Objective: Copy the listing below in full and skip every picture.
# START OF Dataset content
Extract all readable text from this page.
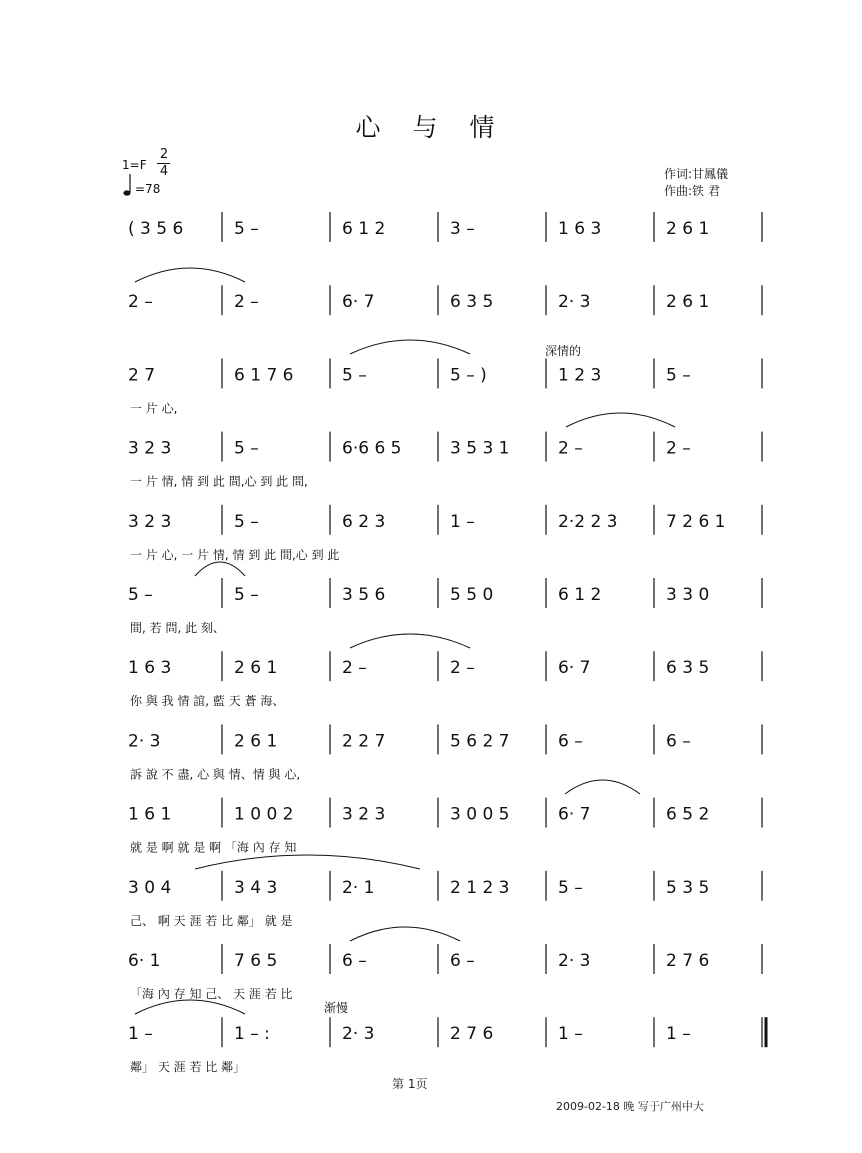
心 与 情
1=F
2
4
=78
作词:甘鳳儀
作曲:铁 君
深情的
渐慢
( 3 5 6	5 –	6 1 2	3 –	1 6 3	2 6 1
2 –	2 –	6· 7	6 3 5	2· 3	2 6 1
2 7	6 1 7 6	5 –	5 – )	1 2 3	5 –
一 片 心,
3 2 3	5 –	6·6 6 5	3 5 3 1	2 –	2 –
一 片 情, 情 到 此 間,心 到 此 間,
3 2 3	5 –	6 2 3	1 –	2·2 2 3	7 2 6 1
一 片 心, 一 片 情, 情 到 此 間,心 到 此
5 –	5 –	3 5 6	5 5 0	6 1 2	3 3 0
間, 若 問, 此 刻、
1 6 3	2 6 1	2 –	2 –	6· 7	6 3 5
你 與 我 情 誼, 藍 天 蒼 海、
2· 3	2 6 1	2 2 7	5 6 2 7	6 –	6 –
訴 說 不 盡, 心 與 情、情 與 心,
1 6 1	1 0 0 2	3 2 3	3 0 0 5	6· 7	6 5 2
就 是 啊 就 是 啊 「海 內 存 知
3 0 4	3 4 3	2· 1	2 1 2 3	5 –	5 3 5
己、 啊 天 涯 若 比 鄰」 就 是
6· 1	7 6 5	6 –	6 –	2· 3	2 7 6
「海 內 存 知 己、 天 涯 若 比
1 –	1 – :	2· 3	2 7 6	1 –	1 –
鄰」 天 涯 若 比 鄰」
第 1页
2009-02-18 晚 写于广州中大
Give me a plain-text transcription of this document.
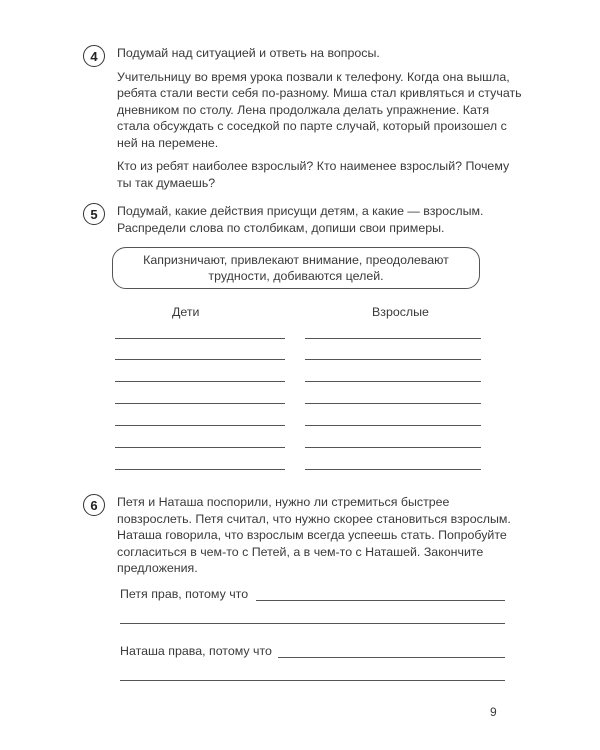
4	Подумай над ситуацией и ответь на вопросы.

Учительницу во время урока позвали к телефону. Когда она вышла, ребята стали вести себя по-разному. Миша стал кривляться и стучать дневником по столу. Лена продолжала делать упражнение. Катя стала обсуждать с соседкой по парте случай, который произошел с ней на перемене.

Кто из ребят наиболее взрослый? Кто наименее взрослый? Почему ты так думаешь?

5	Подумай, какие действия присущи детям, а какие — взрослым. Распредели слова по столбикам, допиши свои примеры.

Капризничают, привлекают внимание, преодолевают трудности, добиваются целей.
Дети	Взрослые
6	Петя и Наташа поспорили, нужно ли стремиться быстрее повзрослеть. Петя считал, что нужно скорее становиться взрослым. Наташа говорила, что взрослым всегда успеешь стать. Попробуйте согласиться в чем-то с Петей, а в чем-то с Наташей. Закончите предложения.

Петя прав, потому что
Наташа права, потому что
9
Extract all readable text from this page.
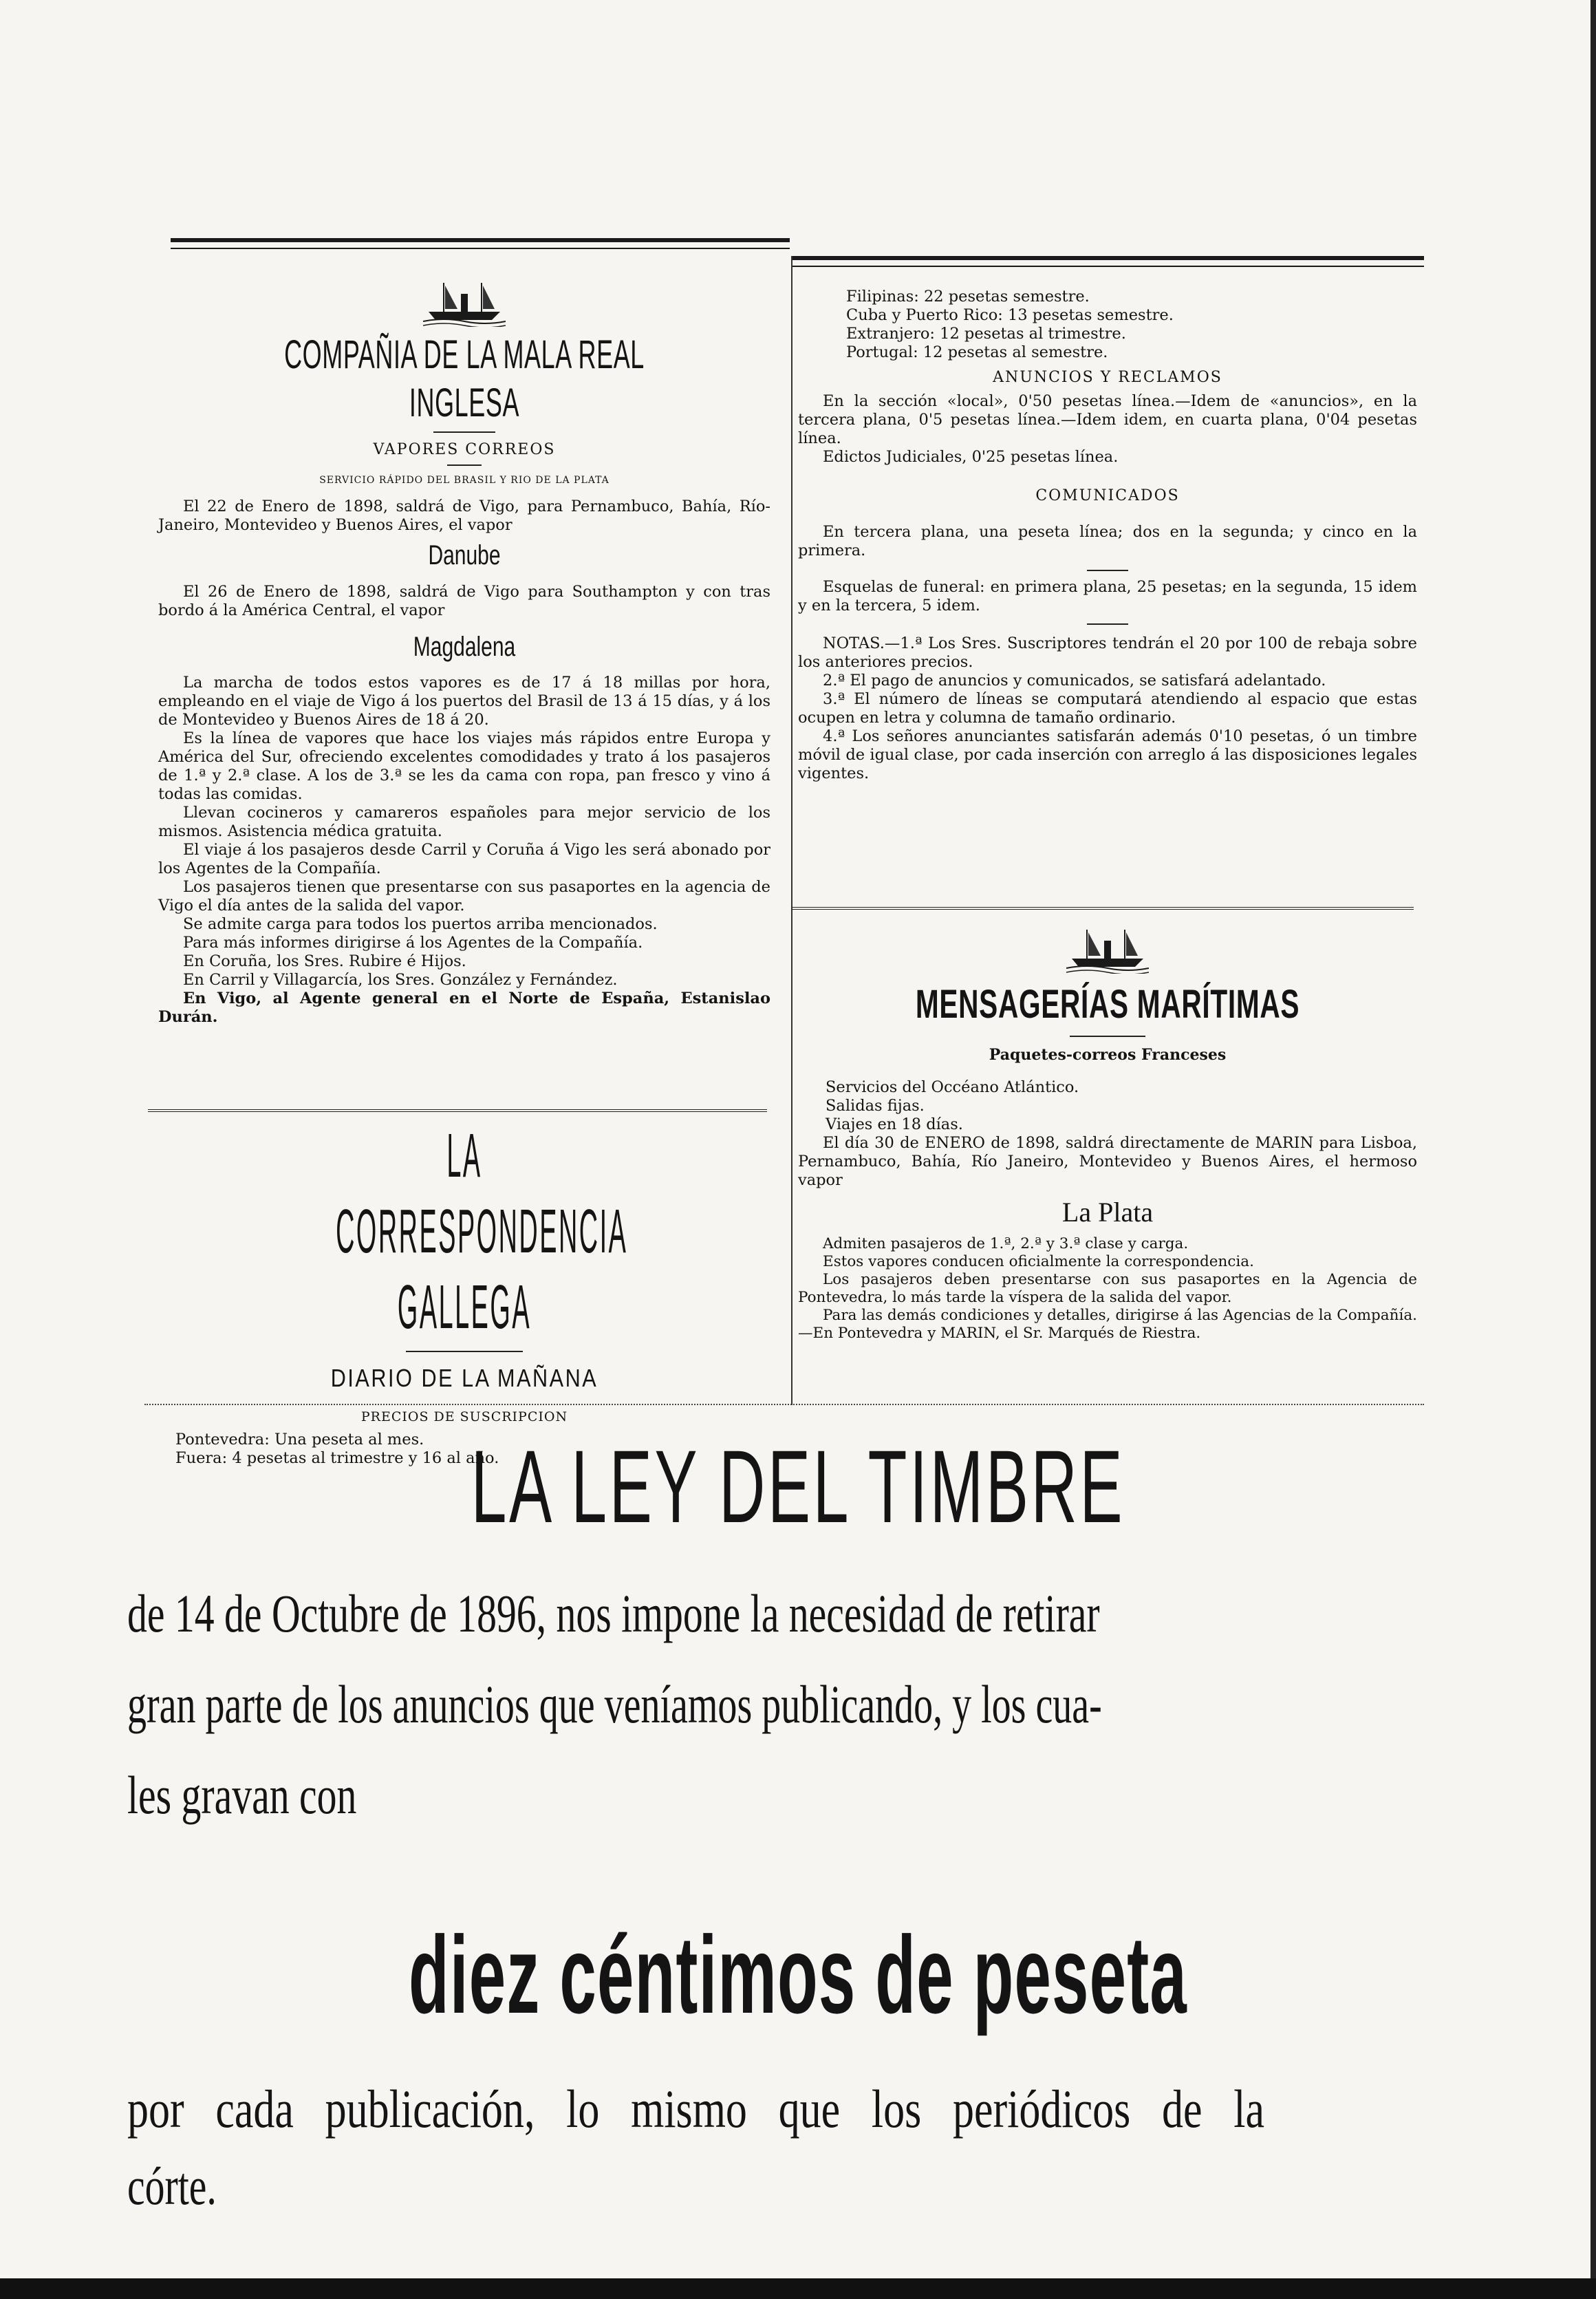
COMPAÑIA DE LA MALA REAL INGLESA
VAPORES CORREOS
SERVICIO RÁPIDO DEL BRASIL Y RIO DE LA PLATA

El 22 de Enero de 1898, saldrá de Vigo, para Pernambuco, Bahía, Río-Janeiro, Montevideo y Buenos Aires, el vapor

Danube

El 26 de Enero de 1898, saldrá de Vigo para Southampton y con tras bordo á la América Central, el vapor

Magdalena

La marcha de todos estos vapores es de 17 á 18 millas por hora, empleando en el viaje de Vigo á los puertos del Brasil de 13 á 15 días, y á los de Montevideo y Buenos Aires de 18 á 20.

Es la línea de vapores que hace los viajes más rápidos entre Europa y América del Sur, ofreciendo excelentes comodidades y trato á los pasajeros de 1.ª y 2.ª clase. A los de 3.ª se les da cama con ropa, pan fresco y vino á todas las comidas.

Llevan cocineros y camareros españoles para mejor servicio de los mismos. Asistencia médica gratuita.

El viaje á los pasajeros desde Carril y Coruña á Vigo les será abonado por los Agentes de la Compañía.

Los pasajeros tienen que presentarse con sus pasaportes en la agencia de Vigo el día antes de la salida del vapor.

Se admite carga para todos los puertos arriba mencionados.

Para más informes dirigirse á los Agentes de la Compañía.

En Coruña, los Sres. Rubire é Hijos.

En Carril y Villagarcía, los Sres. González y Fernández.

En Vigo, al Agente general en el Norte de España, Estanislao Durán.

LA CORRESPONDENCIA GALLEGA
DIARIO DE LA MAÑANA
PRECIOS DE SUSCRIPCION

Pontevedra: Una peseta al mes.

Fuera: 4 pesetas al trimestre y 16 al año.

Filipinas: 22 pesetas semestre.

Cuba y Puerto Rico: 13 pesetas semestre.

Extranjero: 12 pesetas al trimestre.

Portugal: 12 pesetas al semestre.

ANUNCIOS Y RECLAMOS

En la sección «local», 0'50 pesetas línea.—Idem de «anuncios», en la tercera plana, 0'5 pesetas línea.—Idem idem, en cuarta plana, 0'04 pesetas línea.

Edictos Judiciales, 0'25 pesetas línea.

COMUNICADOS

En tercera plana, una peseta línea; dos en la segunda; y cinco en la primera.

Esquelas de funeral: en primera plana, 25 pesetas; en la segunda, 15 idem y en la tercera, 5 idem.

NOTAS.—1.ª Los Sres. Suscriptores tendrán el 20 por 100 de rebaja sobre los anteriores precios.

2.ª El pago de anuncios y comunicados, se satisfará adelantado.

3.ª El número de líneas se computará atendiendo al espacio que estas ocupen en letra y columna de tamaño ordinario.

4.ª Los señores anunciantes satisfarán además 0'10 pesetas, ó un timbre móvil de igual clase, por cada inserción con arreglo á las disposiciones legales vigentes.

MENSAGERÍAS MARÍTIMAS
Paquetes-correos Franceses

Servicios del Occéano Atlántico.

Salidas fijas.

Viajes en 18 días.

El día 30 de ENERO de 1898, saldrá directamente de MARIN para Lisboa, Pernambuco, Bahía, Río Janeiro, Montevideo y Buenos Aires, el hermoso vapor

La Plata

Admiten pasajeros de 1.ª, 2.ª y 3.ª clase y carga.

Estos vapores conducen oficialmente la correspondencia.

Los pasajeros deben presentarse con sus pasaportes en la Agencia de Pontevedra, lo más tarde la víspera de la salida del vapor.

Para las demás condiciones y detalles, dirigirse á las Agencias de la Compañía.—En Pontevedra y MARIN, el Sr. Marqués de Riestra.

LA LEY DEL TIMBRE
de 14 de Octubre de 1896, nos impone la necesidad de retirar
gran parte de los anuncios que veníamos publicando, y los cua-
les gravan con
diez céntimos de peseta
por cada publicación, lo mismo que los periódicos de la
córte.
# END OF Dataset content
Written response:
Extract all readable text from this page.
心 与 情
1=F
2
4
=78
作词:甘鳳儀
作曲:铁 君
深情的
渐慢
( 3 5 6	5 –	6 1 2	3 –	1 6 3	2 6 1
2 –	2 –	6· 7	6 3 5	2· 3	2 6 1
2 7	6 1 7 6	5 –	5 – )	1 2 3	5 –
一 片 心,
3 2 3	5 –	6·6 6 5	3 5 3 1	2 –	2 –
一 片 情, 情 到 此 間,心 到 此 間,
3 2 3	5 –	6 2 3	1 –	2·2 2 3	7 2 6 1
一 片 心, 一 片 情, 情 到 此 間,心 到 此
5 –	5 –	3 5 6	5 5 0	6 1 2	3 3 0
間, 若 問, 此 刻、
1 6 3	2 6 1	2 –	2 –	6· 7	6 3 5
你 與 我 情 誼, 藍 天 蒼 海、
2· 3	2 6 1	2 2 7	5 6 2 7	6 –	6 –
訴 說 不 盡, 心 與 情、情 與 心,
1 6 1	1 0 0 2	3 2 3	3 0 0 5	6· 7	6 5 2
就 是 啊 就 是 啊 「海 內 存 知
3 0 4	3 4 3	2· 1	2 1 2 3	5 –	5 3 5
己、 啊 天 涯 若 比 鄰」 就 是
6· 1	7 6 5	6 –	6 –	2· 3	2 7 6
「海 內 存 知 己、 天 涯 若 比
1 –	1 – :	2· 3	2 7 6	1 –	1 –
鄰」 天 涯 若 比 鄰」
第 1页
2009-02-18 晚 写于广州中大
Give me a plain-text transcription of this document.
4	Подумай над ситуацией и ответь на вопросы.

Учительницу во время урока позвали к телефону. Когда она вышла, ребята стали вести себя по-разному. Миша стал кривляться и стучать дневником по столу. Лена продолжала делать упражнение. Катя стала обсуждать с соседкой по парте случай, который произошел с ней на перемене.

Кто из ребят наиболее взрослый? Кто наименее взрослый? Почему ты так думаешь?

5	Подумай, какие действия присущи детям, а какие — взрослым. Распредели слова по столбикам, допиши свои примеры.

Капризничают, привлекают внимание, преодолевают трудности, добиваются целей.
Дети	Взрослые
6	Петя и Наташа поспорили, нужно ли стремиться быстрее повзрослеть. Петя считал, что нужно скорее становиться взрослым. Наташа говорила, что взрослым всегда успеешь стать. Попробуйте согласиться в чем-то с Петей, а в чем-то с Наташей. Закончите предложения.

Петя прав, потому что
Наташа права, потому что
9
Extract all readable text from this page.
COMPAÑIA DE LA MALA REAL INGLESA
VAPORES CORREOS
SERVICIO RÁPIDO DEL BRASIL Y RIO DE LA PLATA

El 22 de Enero de 1898, saldrá de Vigo, para Pernambuco, Bahía, Río-Janeiro, Montevideo y Buenos Aires, el vapor

Danube

El 26 de Enero de 1898, saldrá de Vigo para Southampton y con tras bordo á la América Central, el vapor

Magdalena

La marcha de todos estos vapores es de 17 á 18 millas por hora, empleando en el viaje de Vigo á los puertos del Brasil de 13 á 15 días, y á los de Montevideo y Buenos Aires de 18 á 20.

Es la línea de vapores que hace los viajes más rápidos entre Europa y América del Sur, ofreciendo excelentes comodidades y trato á los pasajeros de 1.ª y 2.ª clase. A los de 3.ª se les da cama con ropa, pan fresco y vino á todas las comidas.

Llevan cocineros y camareros españoles para mejor servicio de los mismos. Asistencia médica gratuita.

El viaje á los pasajeros desde Carril y Coruña á Vigo les será abonado por los Agentes de la Compañía.

Los pasajeros tienen que presentarse con sus pasaportes en la agencia de Vigo el día antes de la salida del vapor.

Se admite carga para todos los puertos arriba mencionados.

Para más informes dirigirse á los Agentes de la Compañía.

En Coruña, los Sres. Rubire é Hijos.

En Carril y Villagarcía, los Sres. González y Fernández.

En Vigo, al Agente general en el Norte de España, Estanislao Durán.

LA CORRESPONDENCIA GALLEGA
DIARIO DE LA MAÑANA
PRECIOS DE SUSCRIPCION

Pontevedra: Una peseta al mes.

Fuera: 4 pesetas al trimestre y 16 al año.

Filipinas: 22 pesetas semestre.

Cuba y Puerto Rico: 13 pesetas semestre.

Extranjero: 12 pesetas al trimestre.

Portugal: 12 pesetas al semestre.

ANUNCIOS Y RECLAMOS

En la sección «local», 0'50 pesetas línea.—Idem de «anuncios», en la tercera plana, 0'5 pesetas línea.—Idem idem, en cuarta plana, 0'04 pesetas línea.

Edictos Judiciales, 0'25 pesetas línea.

COMUNICADOS

En tercera plana, una peseta línea; dos en la segunda; y cinco en la primera.

Esquelas de funeral: en primera plana, 25 pesetas; en la segunda, 15 idem y en la tercera, 5 idem.

NOTAS.—1.ª Los Sres. Suscriptores tendrán el 20 por 100 de rebaja sobre los anteriores precios.

2.ª El pago de anuncios y comunicados, se satisfará adelantado.

3.ª El número de líneas se computará atendiendo al espacio que estas ocupen en letra y columna de tamaño ordinario.

4.ª Los señores anunciantes satisfarán además 0'10 pesetas, ó un timbre móvil de igual clase, por cada inserción con arreglo á las disposiciones legales vigentes.

MENSAGERÍAS MARÍTIMAS
Paquetes-correos Franceses

Servicios del Occéano Atlántico.

Salidas fijas.

Viajes en 18 días.

El día 30 de ENERO de 1898, saldrá directamente de MARIN para Lisboa, Pernambuco, Bahía, Río Janeiro, Montevideo y Buenos Aires, el hermoso vapor

La Plata

Admiten pasajeros de 1.ª, 2.ª y 3.ª clase y carga.

Estos vapores conducen oficialmente la correspondencia.

Los pasajeros deben presentarse con sus pasaportes en la Agencia de Pontevedra, lo más tarde la víspera de la salida del vapor.

Para las demás condiciones y detalles, dirigirse á las Agencias de la Compañía.—En Pontevedra y MARIN, el Sr. Marqués de Riestra.

LA LEY DEL TIMBRE
de 14 de Octubre de 1896, nos impone la necesidad de retirar
gran parte de los anuncios que veníamos publicando, y los cua-
les gravan con
diez céntimos de peseta
por cada publicación, lo mismo que los periódicos de la
córte.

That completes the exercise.